### EXERCISE AIM:
Strip the pictures and reproduce the rest of the listing exactly.

### PROVIDED DATA:
==*==
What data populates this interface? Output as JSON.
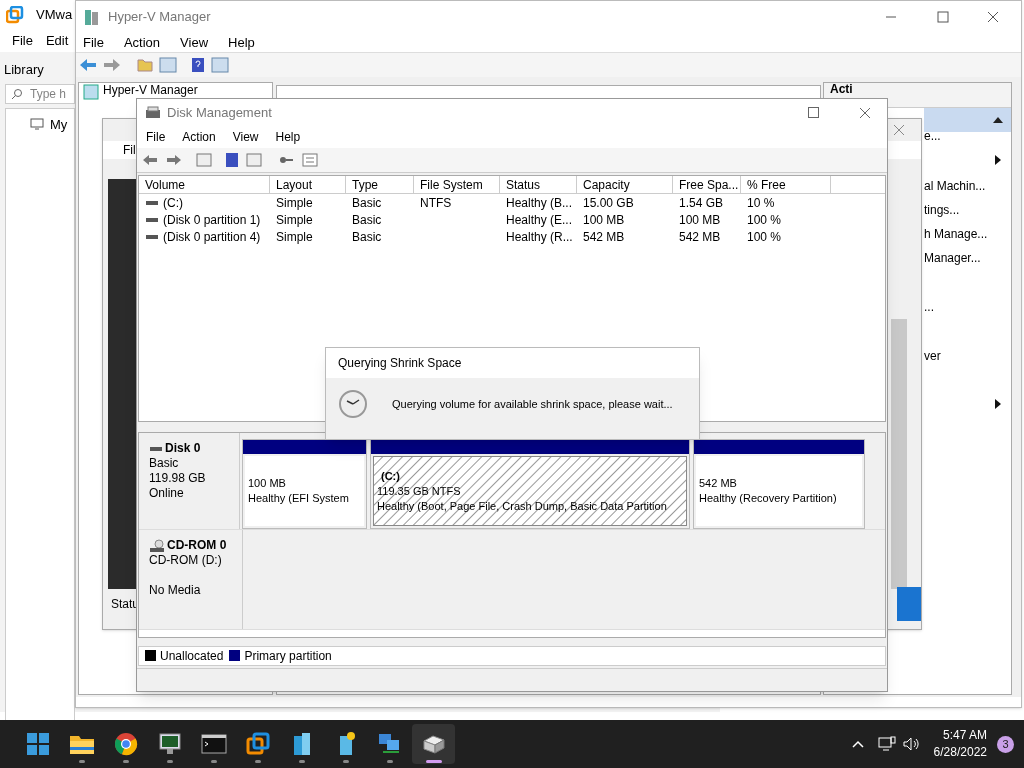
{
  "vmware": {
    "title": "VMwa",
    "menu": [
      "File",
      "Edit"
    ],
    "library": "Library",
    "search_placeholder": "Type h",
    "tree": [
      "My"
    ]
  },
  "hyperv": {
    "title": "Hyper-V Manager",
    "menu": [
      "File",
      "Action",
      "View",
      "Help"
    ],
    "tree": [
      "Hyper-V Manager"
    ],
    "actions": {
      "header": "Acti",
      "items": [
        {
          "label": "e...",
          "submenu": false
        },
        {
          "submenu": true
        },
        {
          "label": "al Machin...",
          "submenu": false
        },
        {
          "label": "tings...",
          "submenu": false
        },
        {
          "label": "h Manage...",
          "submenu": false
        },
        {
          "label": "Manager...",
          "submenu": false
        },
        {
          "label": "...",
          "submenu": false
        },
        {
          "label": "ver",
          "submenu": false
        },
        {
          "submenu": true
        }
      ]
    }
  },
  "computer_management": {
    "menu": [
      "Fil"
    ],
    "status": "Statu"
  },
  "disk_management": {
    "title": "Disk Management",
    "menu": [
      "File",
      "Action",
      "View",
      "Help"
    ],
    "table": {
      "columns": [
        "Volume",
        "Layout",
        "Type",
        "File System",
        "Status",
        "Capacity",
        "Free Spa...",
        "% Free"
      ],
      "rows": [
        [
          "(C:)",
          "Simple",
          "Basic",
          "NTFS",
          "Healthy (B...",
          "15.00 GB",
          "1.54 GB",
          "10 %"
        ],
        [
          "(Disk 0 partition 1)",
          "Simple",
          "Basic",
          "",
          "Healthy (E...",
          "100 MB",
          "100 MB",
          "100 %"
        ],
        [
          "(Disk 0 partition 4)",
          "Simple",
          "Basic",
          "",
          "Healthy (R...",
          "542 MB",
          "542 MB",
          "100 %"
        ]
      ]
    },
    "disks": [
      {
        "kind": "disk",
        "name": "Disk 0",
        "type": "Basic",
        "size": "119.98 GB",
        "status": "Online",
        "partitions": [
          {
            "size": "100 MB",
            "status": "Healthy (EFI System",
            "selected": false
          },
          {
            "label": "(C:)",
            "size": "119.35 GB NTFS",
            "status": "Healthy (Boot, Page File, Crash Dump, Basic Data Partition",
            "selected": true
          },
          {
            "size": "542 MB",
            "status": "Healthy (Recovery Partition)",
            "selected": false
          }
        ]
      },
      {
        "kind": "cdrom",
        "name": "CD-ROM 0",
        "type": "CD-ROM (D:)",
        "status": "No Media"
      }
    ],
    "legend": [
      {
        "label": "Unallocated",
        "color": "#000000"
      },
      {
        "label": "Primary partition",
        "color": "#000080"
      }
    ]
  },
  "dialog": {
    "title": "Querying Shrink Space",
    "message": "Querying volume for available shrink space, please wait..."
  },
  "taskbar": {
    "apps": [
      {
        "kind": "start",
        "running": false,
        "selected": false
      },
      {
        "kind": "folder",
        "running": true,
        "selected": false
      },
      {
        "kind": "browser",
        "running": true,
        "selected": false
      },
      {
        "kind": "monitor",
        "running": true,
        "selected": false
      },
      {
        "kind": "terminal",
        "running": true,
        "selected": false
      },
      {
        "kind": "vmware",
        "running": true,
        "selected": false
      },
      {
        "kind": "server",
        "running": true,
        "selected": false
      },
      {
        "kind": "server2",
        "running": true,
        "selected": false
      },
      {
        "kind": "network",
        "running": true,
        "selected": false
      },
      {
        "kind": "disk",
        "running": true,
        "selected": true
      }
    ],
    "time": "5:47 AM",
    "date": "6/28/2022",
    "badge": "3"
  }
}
==*==
### TASK RESULT:
What data populates this interface? Output as JSON.
{
  "vmware": {
    "title": "VMwa",
    "menu": [
      "File",
      "Edit"
    ],
    "library": "Library",
    "search_placeholder": "Type h",
    "tree": [
      "My"
    ]
  },
  "hyperv": {
    "title": "Hyper-V Manager",
    "menu": [
      "File",
      "Action",
      "View",
      "Help"
    ],
    "tree": [
      "Hyper-V Manager"
    ],
    "actions": {
      "header": "Acti",
      "items": [
        {
          "label": "e...",
          "submenu": false
        },
        {
          "submenu": true
        },
        {
          "label": "al Machin...",
          "submenu": false
        },
        {
          "label": "tings...",
          "submenu": false
        },
        {
          "label": "h Manage...",
          "submenu": false
        },
        {
          "label": "Manager...",
          "submenu": false
        },
        {
          "label": "...",
          "submenu": false
        },
        {
          "label": "ver",
          "submenu": false
        },
        {
          "submenu": true
        }
      ]
    }
  },
  "computer_management": {
    "menu": [
      "Fil"
    ],
    "status": "Statu"
  },
  "disk_management": {
    "title": "Disk Management",
    "menu": [
      "File",
      "Action",
      "View",
      "Help"
    ],
    "table": {
      "columns": [
        "Volume",
        "Layout",
        "Type",
        "File System",
        "Status",
        "Capacity",
        "Free Spa...",
        "% Free"
      ],
      "rows": [
        [
          "(C:)",
          "Simple",
          "Basic",
          "NTFS",
          "Healthy (B...",
          "15.00 GB",
          "1.54 GB",
          "10 %"
        ],
        [
          "(Disk 0 partition 1)",
          "Simple",
          "Basic",
          "",
          "Healthy (E...",
          "100 MB",
          "100 MB",
          "100 %"
        ],
        [
          "(Disk 0 partition 4)",
          "Simple",
          "Basic",
          "",
          "Healthy (R...",
          "542 MB",
          "542 MB",
          "100 %"
        ]
      ]
    },
    "disks": [
      {
        "kind": "disk",
        "name": "Disk 0",
        "type": "Basic",
        "size": "119.98 GB",
        "status": "Online",
        "partitions": [
          {
            "size": "100 MB",
            "status": "Healthy (EFI System",
            "selected": false
          },
          {
            "label": "(C:)",
            "size": "119.35 GB NTFS",
            "status": "Healthy (Boot, Page File, Crash Dump, Basic Data Partition",
            "selected": true
          },
          {
            "size": "542 MB",
            "status": "Healthy (Recovery Partition)",
            "selected": false
          }
        ]
      },
      {
        "kind": "cdrom",
        "name": "CD-ROM 0",
        "type": "CD-ROM (D:)",
        "status": "No Media"
      }
    ],
    "legend": [
      {
        "label": "Unallocated",
        "color": "#000000"
      },
      {
        "label": "Primary partition",
        "color": "#000080"
      }
    ]
  },
  "dialog": {
    "title": "Querying Shrink Space",
    "message": "Querying volume for available shrink space, please wait..."
  },
  "taskbar": {
    "apps": [
      {
        "kind": "start",
        "running": false,
        "selected": false
      },
      {
        "kind": "folder",
        "running": true,
        "selected": false
      },
      {
        "kind": "browser",
        "running": true,
        "selected": false
      },
      {
        "kind": "monitor",
        "running": true,
        "selected": false
      },
      {
        "kind": "terminal",
        "running": true,
        "selected": false
      },
      {
        "kind": "vmware",
        "running": true,
        "selected": false
      },
      {
        "kind": "server",
        "running": true,
        "selected": false
      },
      {
        "kind": "server2",
        "running": true,
        "selected": false
      },
      {
        "kind": "network",
        "running": true,
        "selected": false
      },
      {
        "kind": "disk",
        "running": true,
        "selected": true
      }
    ],
    "time": "5:47 AM",
    "date": "6/28/2022",
    "badge": "3"
  }
}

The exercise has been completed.